▸ **Your objective**: Reproduce the data below verbatim, beginning with the line that contains "UI element localization: list" and continuing through the line that contains "power-label-18.5kw: 18.5kW [509,103,548,115]", with both of those lines included. Omit the pictures from your output.

▸ **Materials provided**:
++++++

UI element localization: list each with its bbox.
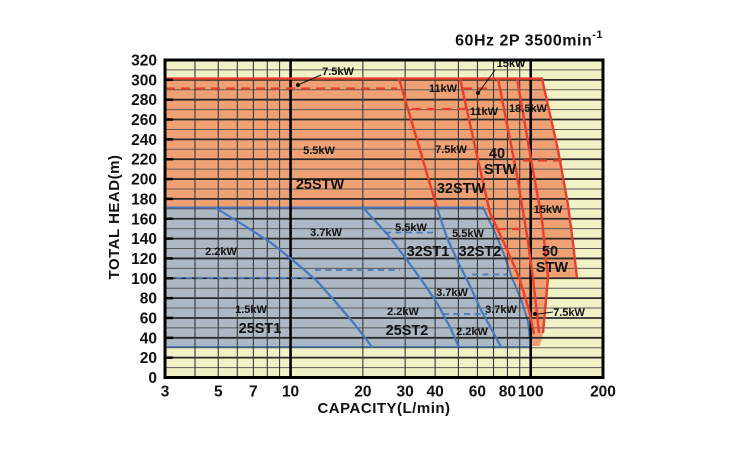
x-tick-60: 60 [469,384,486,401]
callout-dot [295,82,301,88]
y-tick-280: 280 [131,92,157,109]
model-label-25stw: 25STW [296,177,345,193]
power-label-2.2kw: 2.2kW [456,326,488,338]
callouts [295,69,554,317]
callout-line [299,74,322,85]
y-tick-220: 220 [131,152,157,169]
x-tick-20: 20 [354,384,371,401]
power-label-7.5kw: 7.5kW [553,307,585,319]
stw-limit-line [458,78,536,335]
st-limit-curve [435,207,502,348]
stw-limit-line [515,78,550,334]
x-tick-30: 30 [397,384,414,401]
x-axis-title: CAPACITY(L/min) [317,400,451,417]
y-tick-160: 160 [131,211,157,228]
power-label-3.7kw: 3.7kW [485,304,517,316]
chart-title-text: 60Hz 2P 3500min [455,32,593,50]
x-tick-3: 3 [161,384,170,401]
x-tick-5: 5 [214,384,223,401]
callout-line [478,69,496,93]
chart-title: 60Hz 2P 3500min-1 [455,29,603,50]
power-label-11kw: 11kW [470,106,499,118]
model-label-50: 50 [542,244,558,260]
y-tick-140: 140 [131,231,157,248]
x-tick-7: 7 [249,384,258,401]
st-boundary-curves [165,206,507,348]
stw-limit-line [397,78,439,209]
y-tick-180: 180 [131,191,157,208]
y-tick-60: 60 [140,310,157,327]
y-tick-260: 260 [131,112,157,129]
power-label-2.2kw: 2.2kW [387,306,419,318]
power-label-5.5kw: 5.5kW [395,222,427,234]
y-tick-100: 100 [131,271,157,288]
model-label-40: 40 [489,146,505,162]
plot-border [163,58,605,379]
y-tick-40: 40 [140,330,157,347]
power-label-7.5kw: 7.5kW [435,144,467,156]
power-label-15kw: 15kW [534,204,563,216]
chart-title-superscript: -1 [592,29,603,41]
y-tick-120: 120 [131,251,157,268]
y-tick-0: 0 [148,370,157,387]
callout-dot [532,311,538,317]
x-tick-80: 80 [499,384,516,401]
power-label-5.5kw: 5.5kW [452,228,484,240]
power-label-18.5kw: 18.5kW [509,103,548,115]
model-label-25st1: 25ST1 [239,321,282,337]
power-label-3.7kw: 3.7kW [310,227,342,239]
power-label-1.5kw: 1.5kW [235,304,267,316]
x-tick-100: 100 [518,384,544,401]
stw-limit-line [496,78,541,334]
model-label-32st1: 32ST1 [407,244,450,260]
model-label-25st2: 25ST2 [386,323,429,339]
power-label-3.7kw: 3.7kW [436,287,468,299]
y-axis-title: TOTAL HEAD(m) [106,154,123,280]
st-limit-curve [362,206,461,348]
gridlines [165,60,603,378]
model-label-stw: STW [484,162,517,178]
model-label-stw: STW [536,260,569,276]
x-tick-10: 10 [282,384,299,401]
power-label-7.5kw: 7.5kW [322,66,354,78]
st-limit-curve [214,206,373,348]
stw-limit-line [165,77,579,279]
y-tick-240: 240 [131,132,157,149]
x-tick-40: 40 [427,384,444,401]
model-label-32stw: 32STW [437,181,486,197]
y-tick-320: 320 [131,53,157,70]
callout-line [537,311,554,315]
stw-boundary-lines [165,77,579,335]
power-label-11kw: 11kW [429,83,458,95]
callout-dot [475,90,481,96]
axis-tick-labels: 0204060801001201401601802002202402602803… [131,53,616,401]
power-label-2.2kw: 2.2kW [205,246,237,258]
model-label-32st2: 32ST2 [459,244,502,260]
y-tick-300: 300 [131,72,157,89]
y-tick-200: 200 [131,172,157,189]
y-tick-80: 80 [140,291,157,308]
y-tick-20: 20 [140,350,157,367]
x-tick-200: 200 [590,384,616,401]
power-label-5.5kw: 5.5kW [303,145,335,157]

++++++

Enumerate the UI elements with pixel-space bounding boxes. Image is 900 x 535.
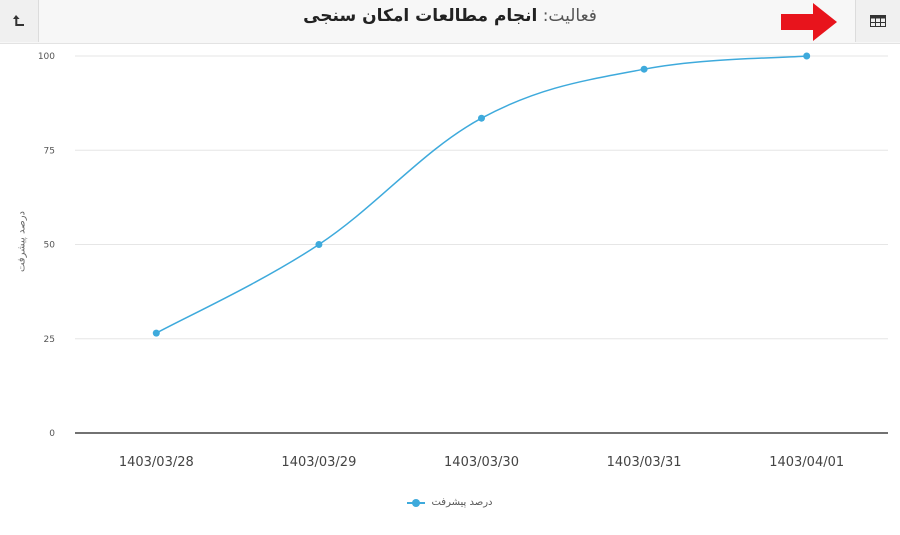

++++++

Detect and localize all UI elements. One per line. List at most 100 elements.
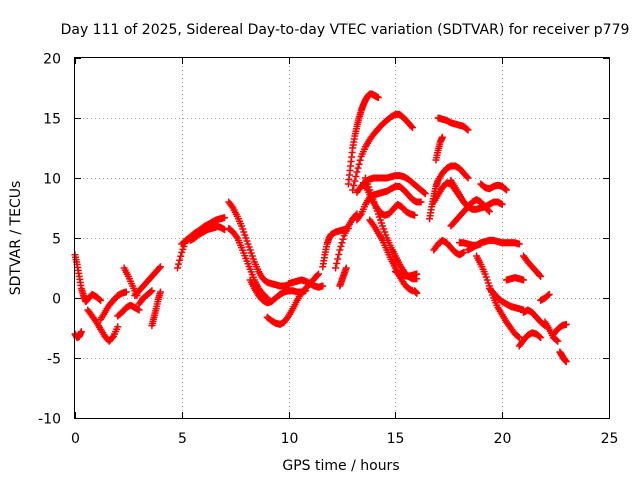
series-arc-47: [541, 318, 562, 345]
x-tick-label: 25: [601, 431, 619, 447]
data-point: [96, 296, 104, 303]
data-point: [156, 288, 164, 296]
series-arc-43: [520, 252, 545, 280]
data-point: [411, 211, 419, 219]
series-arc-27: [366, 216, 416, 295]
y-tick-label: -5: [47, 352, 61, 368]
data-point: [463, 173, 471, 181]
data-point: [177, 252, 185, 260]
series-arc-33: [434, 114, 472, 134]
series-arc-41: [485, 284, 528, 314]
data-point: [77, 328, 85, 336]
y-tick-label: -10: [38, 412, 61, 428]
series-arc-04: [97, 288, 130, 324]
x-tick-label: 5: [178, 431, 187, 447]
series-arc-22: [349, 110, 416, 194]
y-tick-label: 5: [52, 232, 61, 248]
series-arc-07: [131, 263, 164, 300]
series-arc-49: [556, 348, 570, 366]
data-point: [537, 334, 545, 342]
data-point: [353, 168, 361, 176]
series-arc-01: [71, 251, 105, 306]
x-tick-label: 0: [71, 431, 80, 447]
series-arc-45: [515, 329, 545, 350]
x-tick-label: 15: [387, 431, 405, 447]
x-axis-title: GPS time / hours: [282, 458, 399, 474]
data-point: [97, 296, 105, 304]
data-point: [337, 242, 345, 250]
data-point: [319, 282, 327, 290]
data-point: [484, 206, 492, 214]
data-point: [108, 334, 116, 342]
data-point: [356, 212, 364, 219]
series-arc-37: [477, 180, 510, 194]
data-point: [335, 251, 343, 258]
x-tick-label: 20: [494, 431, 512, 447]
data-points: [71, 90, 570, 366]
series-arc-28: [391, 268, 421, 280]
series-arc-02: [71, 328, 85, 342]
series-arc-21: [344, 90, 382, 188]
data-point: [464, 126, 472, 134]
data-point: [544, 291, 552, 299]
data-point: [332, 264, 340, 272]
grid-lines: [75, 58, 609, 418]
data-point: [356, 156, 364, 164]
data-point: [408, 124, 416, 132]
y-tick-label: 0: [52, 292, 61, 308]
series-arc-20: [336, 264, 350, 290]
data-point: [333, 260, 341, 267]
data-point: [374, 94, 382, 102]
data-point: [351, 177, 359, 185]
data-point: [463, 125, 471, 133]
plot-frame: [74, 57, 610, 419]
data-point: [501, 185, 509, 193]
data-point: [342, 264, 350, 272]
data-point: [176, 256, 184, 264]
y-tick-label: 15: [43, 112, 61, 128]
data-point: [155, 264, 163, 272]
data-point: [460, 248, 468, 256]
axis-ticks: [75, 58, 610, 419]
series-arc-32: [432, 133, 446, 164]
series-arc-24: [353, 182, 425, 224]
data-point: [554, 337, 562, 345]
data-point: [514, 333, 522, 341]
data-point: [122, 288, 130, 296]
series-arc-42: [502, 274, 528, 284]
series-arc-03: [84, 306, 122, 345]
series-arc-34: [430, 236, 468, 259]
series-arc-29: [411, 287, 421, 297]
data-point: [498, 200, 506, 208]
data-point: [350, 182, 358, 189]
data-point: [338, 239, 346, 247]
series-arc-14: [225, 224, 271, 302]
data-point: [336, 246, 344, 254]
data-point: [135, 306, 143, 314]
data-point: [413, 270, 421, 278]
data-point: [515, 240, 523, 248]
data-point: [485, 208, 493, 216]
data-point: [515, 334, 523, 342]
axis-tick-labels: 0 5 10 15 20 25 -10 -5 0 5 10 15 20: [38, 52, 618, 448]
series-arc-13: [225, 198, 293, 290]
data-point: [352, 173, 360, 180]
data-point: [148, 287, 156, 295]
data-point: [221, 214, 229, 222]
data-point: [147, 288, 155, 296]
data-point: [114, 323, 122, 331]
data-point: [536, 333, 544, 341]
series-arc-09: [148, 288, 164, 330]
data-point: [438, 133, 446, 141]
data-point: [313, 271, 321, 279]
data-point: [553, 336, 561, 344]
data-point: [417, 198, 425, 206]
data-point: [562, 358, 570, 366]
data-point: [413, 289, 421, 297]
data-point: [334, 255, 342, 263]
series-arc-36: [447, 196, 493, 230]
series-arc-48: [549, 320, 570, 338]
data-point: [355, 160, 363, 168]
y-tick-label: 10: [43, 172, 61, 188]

++++++

▸ **Output**:
UI element localization: list each with its bbox.
x-tick-60: 60 [469,384,486,401]
callout-dot [295,82,301,88]
y-tick-280: 280 [131,92,157,109]
model-label-25stw: 25STW [296,177,345,193]
power-label-2.2kw: 2.2kW [456,326,488,338]
callouts [295,69,554,317]
callout-line [299,74,322,85]
y-tick-220: 220 [131,152,157,169]
x-tick-20: 20 [354,384,371,401]
power-label-7.5kw: 7.5kW [553,307,585,319]
stw-limit-line [458,78,536,335]
st-limit-curve [435,207,502,348]
stw-limit-line [515,78,550,334]
x-tick-30: 30 [397,384,414,401]
x-axis-title: CAPACITY(L/min) [317,400,451,417]
y-tick-160: 160 [131,211,157,228]
power-label-3.7kw: 3.7kW [485,304,517,316]
chart-title-text: 60Hz 2P 3500min [455,32,593,50]
x-tick-3: 3 [161,384,170,401]
x-tick-5: 5 [214,384,223,401]
callout-line [478,69,496,93]
chart-title: 60Hz 2P 3500min-1 [455,29,603,50]
power-label-11kw: 11kW [470,106,499,118]
model-label-50: 50 [542,244,558,260]
y-tick-140: 140 [131,231,157,248]
x-tick-7: 7 [249,384,258,401]
st-boundary-curves [165,206,507,348]
stw-limit-line [397,78,439,209]
y-tick-180: 180 [131,191,157,208]
y-tick-60: 60 [140,310,157,327]
y-tick-260: 260 [131,112,157,129]
power-label-2.2kw: 2.2kW [387,306,419,318]
power-label-5.5kw: 5.5kW [395,222,427,234]
y-tick-100: 100 [131,271,157,288]
model-label-40: 40 [489,146,505,162]
plot-border [163,58,605,379]
y-tick-40: 40 [140,330,157,347]
power-label-7.5kw: 7.5kW [435,144,467,156]
power-label-15kw: 15kW [534,204,563,216]
chart-title-superscript: -1 [592,29,603,41]
y-tick-120: 120 [131,251,157,268]
y-tick-0: 0 [148,370,157,387]
callout-dot [532,311,538,317]
x-tick-80: 80 [499,384,516,401]
power-label-5.5kw: 5.5kW [452,228,484,240]
power-label-18.5kw: 18.5kW [509,103,548,115]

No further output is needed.